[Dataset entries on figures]
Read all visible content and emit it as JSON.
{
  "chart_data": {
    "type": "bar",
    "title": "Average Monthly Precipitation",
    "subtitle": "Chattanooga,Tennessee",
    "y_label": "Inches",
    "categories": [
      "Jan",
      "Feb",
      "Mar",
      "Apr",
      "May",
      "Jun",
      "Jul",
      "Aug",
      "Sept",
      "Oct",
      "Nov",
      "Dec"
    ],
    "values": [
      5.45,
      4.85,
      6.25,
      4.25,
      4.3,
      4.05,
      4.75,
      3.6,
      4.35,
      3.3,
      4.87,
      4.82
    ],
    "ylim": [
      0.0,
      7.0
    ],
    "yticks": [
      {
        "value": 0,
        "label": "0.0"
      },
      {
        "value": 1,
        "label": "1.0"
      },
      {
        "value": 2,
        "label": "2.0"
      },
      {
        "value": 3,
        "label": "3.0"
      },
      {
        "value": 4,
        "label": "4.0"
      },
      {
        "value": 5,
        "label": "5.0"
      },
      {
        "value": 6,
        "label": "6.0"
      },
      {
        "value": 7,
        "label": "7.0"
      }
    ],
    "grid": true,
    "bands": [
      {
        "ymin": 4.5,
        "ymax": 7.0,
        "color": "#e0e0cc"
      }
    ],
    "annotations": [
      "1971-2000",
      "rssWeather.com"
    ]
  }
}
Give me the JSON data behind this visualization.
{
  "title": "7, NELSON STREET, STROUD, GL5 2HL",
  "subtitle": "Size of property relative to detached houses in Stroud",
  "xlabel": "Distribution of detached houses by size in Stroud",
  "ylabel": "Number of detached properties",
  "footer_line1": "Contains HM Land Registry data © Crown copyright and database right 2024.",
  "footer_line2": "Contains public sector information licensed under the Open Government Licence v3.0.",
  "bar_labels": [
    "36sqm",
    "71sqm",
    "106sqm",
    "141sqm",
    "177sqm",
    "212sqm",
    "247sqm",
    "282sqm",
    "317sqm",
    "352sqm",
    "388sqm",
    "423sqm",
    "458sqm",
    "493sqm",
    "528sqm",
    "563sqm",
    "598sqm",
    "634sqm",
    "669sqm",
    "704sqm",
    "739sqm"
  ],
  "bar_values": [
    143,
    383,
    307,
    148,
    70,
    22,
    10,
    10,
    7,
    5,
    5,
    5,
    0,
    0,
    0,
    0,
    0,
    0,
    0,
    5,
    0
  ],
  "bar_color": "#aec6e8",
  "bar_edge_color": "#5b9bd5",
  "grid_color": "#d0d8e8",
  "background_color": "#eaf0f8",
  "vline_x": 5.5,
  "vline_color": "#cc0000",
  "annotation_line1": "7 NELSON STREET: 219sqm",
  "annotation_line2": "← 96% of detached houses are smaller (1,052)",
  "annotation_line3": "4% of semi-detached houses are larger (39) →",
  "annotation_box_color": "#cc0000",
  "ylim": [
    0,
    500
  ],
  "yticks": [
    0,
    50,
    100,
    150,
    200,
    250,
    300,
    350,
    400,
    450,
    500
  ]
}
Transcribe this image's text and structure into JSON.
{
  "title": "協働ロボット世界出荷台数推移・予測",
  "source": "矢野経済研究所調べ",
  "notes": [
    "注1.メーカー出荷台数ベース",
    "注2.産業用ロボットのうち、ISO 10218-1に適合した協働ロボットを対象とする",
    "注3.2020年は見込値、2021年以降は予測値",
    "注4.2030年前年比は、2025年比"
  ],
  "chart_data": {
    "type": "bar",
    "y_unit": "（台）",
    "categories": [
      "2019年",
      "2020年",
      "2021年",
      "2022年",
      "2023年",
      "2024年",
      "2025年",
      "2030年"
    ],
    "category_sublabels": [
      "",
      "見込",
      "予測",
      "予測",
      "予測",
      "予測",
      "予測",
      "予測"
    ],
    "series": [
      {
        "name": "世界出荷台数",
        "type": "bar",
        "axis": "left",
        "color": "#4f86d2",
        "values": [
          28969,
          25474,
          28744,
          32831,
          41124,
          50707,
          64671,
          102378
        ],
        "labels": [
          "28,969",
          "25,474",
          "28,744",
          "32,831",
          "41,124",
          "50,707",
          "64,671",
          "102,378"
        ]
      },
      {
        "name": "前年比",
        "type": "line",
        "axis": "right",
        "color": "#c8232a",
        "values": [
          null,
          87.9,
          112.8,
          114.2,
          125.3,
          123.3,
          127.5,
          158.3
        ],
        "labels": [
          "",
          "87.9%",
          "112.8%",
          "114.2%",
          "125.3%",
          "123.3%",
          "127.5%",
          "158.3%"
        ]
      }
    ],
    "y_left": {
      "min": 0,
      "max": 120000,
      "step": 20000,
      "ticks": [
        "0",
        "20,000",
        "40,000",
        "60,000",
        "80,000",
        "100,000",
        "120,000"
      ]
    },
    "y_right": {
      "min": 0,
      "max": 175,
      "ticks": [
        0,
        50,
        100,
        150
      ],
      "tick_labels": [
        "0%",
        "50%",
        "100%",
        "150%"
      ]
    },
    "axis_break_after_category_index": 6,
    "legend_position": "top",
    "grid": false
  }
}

- [EXERCISE PROMPT]: Go through the records. Copy each line where "Contains" appears.

- [REPLY]:
  "footer_line1": "Contains HM Land Registry data © Crown copyright and database right 2024.",
  "footer_line2": "Contains public sector information licensed under the Open Government Licence v3.0.",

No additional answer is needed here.